[Source data]
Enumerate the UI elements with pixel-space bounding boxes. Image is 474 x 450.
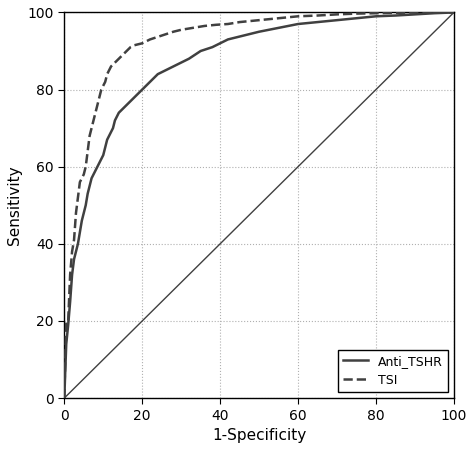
- Anti_TSHR: [91, 172, 96, 177]
- TSI: [202, 23, 208, 29]
- Anti_TSHR: [210, 45, 215, 50]
- Y-axis label: Sensitivity: Sensitivity: [7, 166, 22, 245]
- TSI: [62, 396, 67, 401]
- Anti_TSHR: [73, 249, 79, 254]
- Legend: Anti_TSHR, TSI: Anti_TSHR, TSI: [338, 350, 447, 392]
- Anti_TSHR: [79, 218, 85, 223]
- Line: TSI: TSI: [64, 13, 454, 398]
- X-axis label: 1-Specificity: 1-Specificity: [212, 428, 306, 443]
- TSI: [431, 10, 437, 15]
- TSI: [92, 110, 98, 115]
- TSI: [91, 118, 96, 123]
- Anti_TSHR: [65, 322, 71, 328]
- Anti_TSHR: [128, 99, 133, 104]
- TSI: [451, 10, 457, 15]
- TSI: [412, 10, 418, 15]
- TSI: [83, 164, 89, 169]
- Anti_TSHR: [62, 396, 67, 401]
- Line: Anti_TSHR: Anti_TSHR: [64, 13, 454, 398]
- Anti_TSHR: [451, 10, 457, 15]
- TSI: [171, 29, 176, 35]
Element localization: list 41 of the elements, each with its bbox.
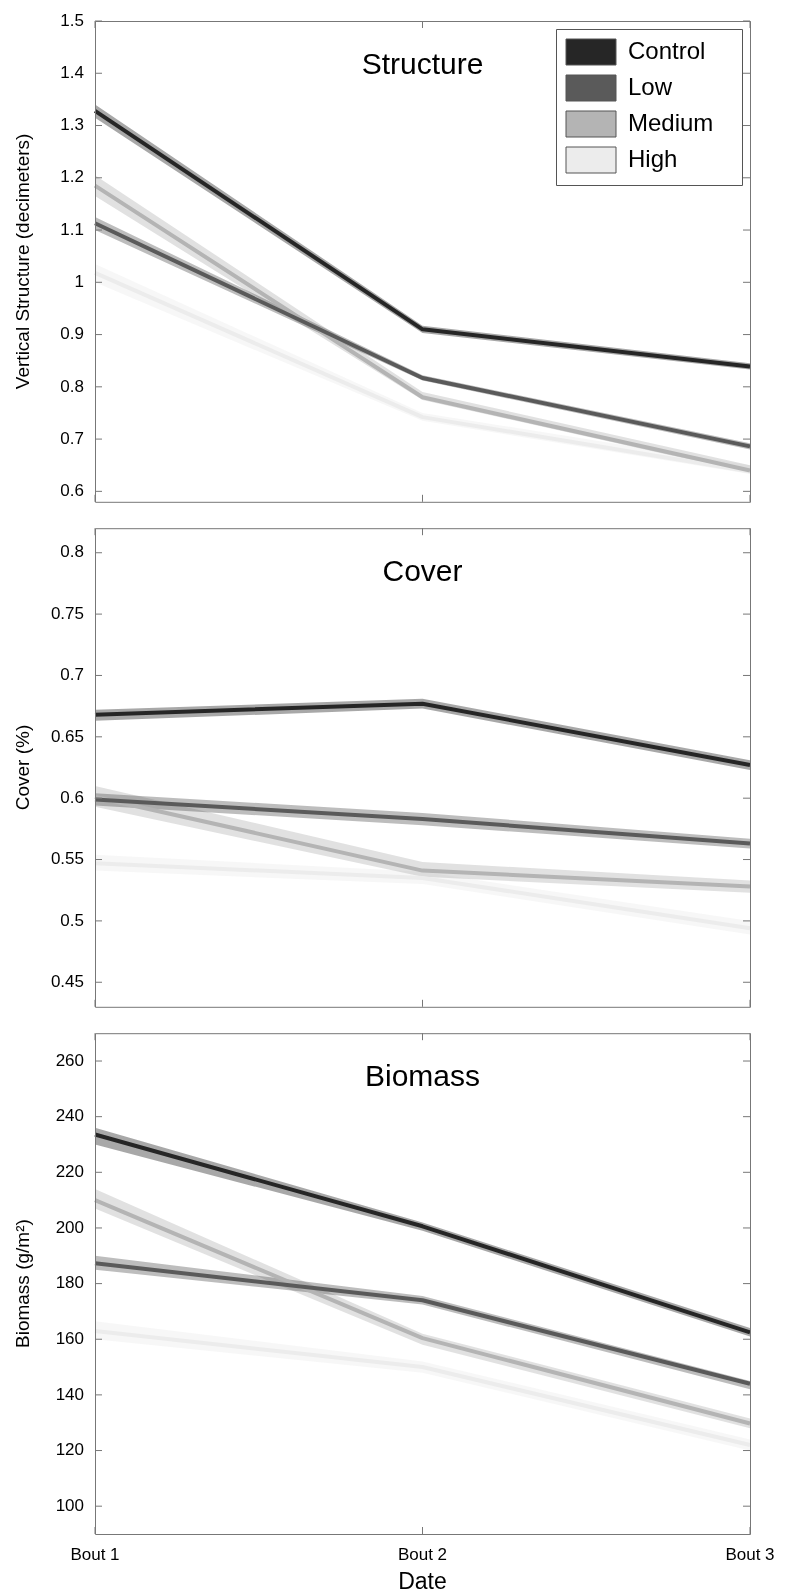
y-tick-label: 1.5 <box>60 10 84 30</box>
legend-label: Medium <box>628 108 714 136</box>
y-tick-label: 0.6 <box>60 787 84 807</box>
text: Cover <box>382 554 463 588</box>
y-axis-title: Vertical Structure (decimeters) <box>11 133 33 390</box>
y-tick-label: 220 <box>55 1162 84 1181</box>
y-tick-label: 140 <box>55 1384 84 1404</box>
x-tick-label: Bout 3 <box>725 1544 775 1564</box>
y-tick-label: 0.45 <box>50 971 84 991</box>
x-tick-label: Bout 2 <box>397 1544 448 1564</box>
y-tick-label: 260 <box>55 1050 84 1070</box>
legend-label: Control <box>628 36 706 64</box>
y-tick-label: 160 <box>55 1328 84 1348</box>
y-tick-label: 1.4 <box>60 62 84 82</box>
y-tick-label: 0.5 <box>60 910 84 930</box>
y-tick-label: 240 <box>55 1106 84 1126</box>
y-tick-label: 1.1 <box>60 219 84 239</box>
y-tick-label: 200 <box>55 1217 84 1237</box>
legend-label: Low <box>628 72 673 100</box>
y-tick-label: 0.8 <box>60 376 84 396</box>
x-axis-title: Date <box>398 1567 447 1594</box>
legend-label: High <box>628 144 678 172</box>
y-tick-label: 1.3 <box>60 115 84 135</box>
y-tick-label: 0.8 <box>60 542 84 562</box>
y-tick-label: 0.55 <box>50 849 84 869</box>
y-tick-label: 1.2 <box>60 167 84 187</box>
text: Structure <box>361 47 484 81</box>
x-tick-label: Bout 1 <box>70 1544 120 1564</box>
y-tick-label: 0.7 <box>60 665 84 685</box>
y-tick-label: 0.75 <box>50 603 84 623</box>
y-axis-title: Biomass (g/m²) <box>11 1219 33 1348</box>
y-tick-label: 1 <box>74 271 84 291</box>
y-tick-label: 0.9 <box>60 324 84 344</box>
text: Biomass <box>364 1059 481 1093</box>
y-axis-title: Cover (%) <box>11 724 33 811</box>
y-tick-label: 120 <box>55 1440 84 1460</box>
y-tick-label: 0.7 <box>60 428 84 448</box>
y-tick-label: 0.6 <box>60 481 84 501</box>
y-tick-label: 0.65 <box>50 726 84 746</box>
y-tick-label: 100 <box>55 1495 84 1515</box>
y-tick-label: 180 <box>55 1273 84 1293</box>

# Work to be completed
Return every line of the listing above unchanged, but omit the pictures.

# Exercise answer
Enumerate the UI elements with pixel-space bounding boxes. Image is 474 x 450.
- Anti_TSHR: [91, 172, 96, 177]
- TSI: [202, 23, 208, 29]
- Anti_TSHR: [210, 45, 215, 50]
- Y-axis label: Sensitivity: Sensitivity: [7, 166, 22, 245]
- TSI: [62, 396, 67, 401]
- Anti_TSHR: [73, 249, 79, 254]
- Legend: Anti_TSHR, TSI: Anti_TSHR, TSI: [338, 350, 447, 392]
- Anti_TSHR: [79, 218, 85, 223]
- Line: TSI: TSI: [64, 13, 454, 398]
- X-axis label: 1-Specificity: 1-Specificity: [212, 428, 306, 443]
- TSI: [431, 10, 437, 15]
- TSI: [92, 110, 98, 115]
- TSI: [91, 118, 96, 123]
- Anti_TSHR: [65, 322, 71, 328]
- Anti_TSHR: [128, 99, 133, 104]
- TSI: [451, 10, 457, 15]
- TSI: [412, 10, 418, 15]
- TSI: [83, 164, 89, 169]
- Anti_TSHR: [62, 396, 67, 401]
- Line: Anti_TSHR: Anti_TSHR: [64, 13, 454, 398]
- Anti_TSHR: [451, 10, 457, 15]
- TSI: [171, 29, 176, 35]
Element localization: list 41 of the elements, each with its bbox.
y-tick-label: 1.5 <box>60 10 84 30</box>
legend-label: Medium <box>628 108 714 136</box>
y-tick-label: 0.6 <box>60 787 84 807</box>
text: Cover <box>382 554 463 588</box>
y-axis-title: Vertical Structure (decimeters) <box>11 133 33 390</box>
y-tick-label: 220 <box>55 1162 84 1181</box>
y-tick-label: 140 <box>55 1384 84 1404</box>
x-tick-label: Bout 3 <box>725 1544 775 1564</box>
y-tick-label: 0.45 <box>50 971 84 991</box>
x-tick-label: Bout 2 <box>397 1544 448 1564</box>
y-tick-label: 260 <box>55 1050 84 1070</box>
legend-label: Control <box>628 36 706 64</box>
y-tick-label: 160 <box>55 1328 84 1348</box>
y-tick-label: 1.4 <box>60 62 84 82</box>
y-tick-label: 0.5 <box>60 910 84 930</box>
y-tick-label: 240 <box>55 1106 84 1126</box>
y-tick-label: 1.1 <box>60 219 84 239</box>
y-tick-label: 200 <box>55 1217 84 1237</box>
legend-label: Low <box>628 72 673 100</box>
y-tick-label: 0.8 <box>60 376 84 396</box>
x-axis-title: Date <box>398 1567 447 1594</box>
legend-label: High <box>628 144 678 172</box>
y-tick-label: 1.3 <box>60 115 84 135</box>
y-tick-label: 0.8 <box>60 542 84 562</box>
y-tick-label: 0.55 <box>50 849 84 869</box>
y-tick-label: 1.2 <box>60 167 84 187</box>
text: Structure <box>361 47 484 81</box>
x-tick-label: Bout 1 <box>70 1544 120 1564</box>
y-tick-label: 0.7 <box>60 665 84 685</box>
y-tick-label: 0.75 <box>50 603 84 623</box>
y-axis-title: Biomass (g/m²) <box>11 1219 33 1348</box>
y-tick-label: 1 <box>74 271 84 291</box>
y-tick-label: 0.9 <box>60 324 84 344</box>
text: Biomass <box>364 1059 481 1093</box>
y-axis-title: Cover (%) <box>11 724 33 811</box>
y-tick-label: 120 <box>55 1440 84 1460</box>
y-tick-label: 0.7 <box>60 428 84 448</box>
y-tick-label: 0.6 <box>60 481 84 501</box>
y-tick-label: 0.65 <box>50 726 84 746</box>
y-tick-label: 100 <box>55 1495 84 1515</box>
y-tick-label: 180 <box>55 1273 84 1293</box>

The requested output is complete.